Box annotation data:

-- start --

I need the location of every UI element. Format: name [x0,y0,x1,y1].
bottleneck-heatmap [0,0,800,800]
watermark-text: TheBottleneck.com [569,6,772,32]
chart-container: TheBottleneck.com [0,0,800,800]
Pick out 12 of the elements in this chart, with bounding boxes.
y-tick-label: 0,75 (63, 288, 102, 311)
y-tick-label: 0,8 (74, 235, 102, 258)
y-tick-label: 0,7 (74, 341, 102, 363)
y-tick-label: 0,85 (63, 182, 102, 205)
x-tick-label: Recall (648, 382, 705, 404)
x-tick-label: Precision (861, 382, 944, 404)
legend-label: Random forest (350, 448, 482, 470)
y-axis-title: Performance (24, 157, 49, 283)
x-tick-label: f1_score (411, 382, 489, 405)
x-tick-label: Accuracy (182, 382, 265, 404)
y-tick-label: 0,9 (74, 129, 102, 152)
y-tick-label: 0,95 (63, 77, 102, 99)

-- end --

### Request
Convert all of the material above into a two-column CSV with the headers input and output. Give one row for each thing asked, with its reply beside it, and put each field in quotes with line breaks changed to spaces.

### Expected answer
input,output
"I need the location of every UI element. Format: name [x0,y0,x1,y1].","bottleneck-heatmap [0,0,800,800] watermark-text: TheBottleneck.com [569,6,772,32] chart-container: TheBottleneck.com [0,0,800,800]"
"Pick out 12 of the elements in this chart, with bounding boxes.","y-tick-label: 0,75 (63, 288, 102, 311) y-tick-label: 0,8 (74, 235, 102, 258) y-tick-label: 0,7 (74, 341, 102, 363) y-tick-label: 0,85 (63, 182, 102, 205) x-tick-label: Recall (648, 382, 705, 404) x-tick-label: Precision (861, 382, 944, 404) legend-label: Random forest (350, 448, 482, 470) y-axis-title: Performance (24, 157, 49, 283) x-tick-label: f1_score (411, 382, 489, 405) x-tick-label: Accuracy (182, 382, 265, 404) y-tick-label: 0,9 (74, 129, 102, 152) y-tick-label: 0,95 (63, 77, 102, 99)"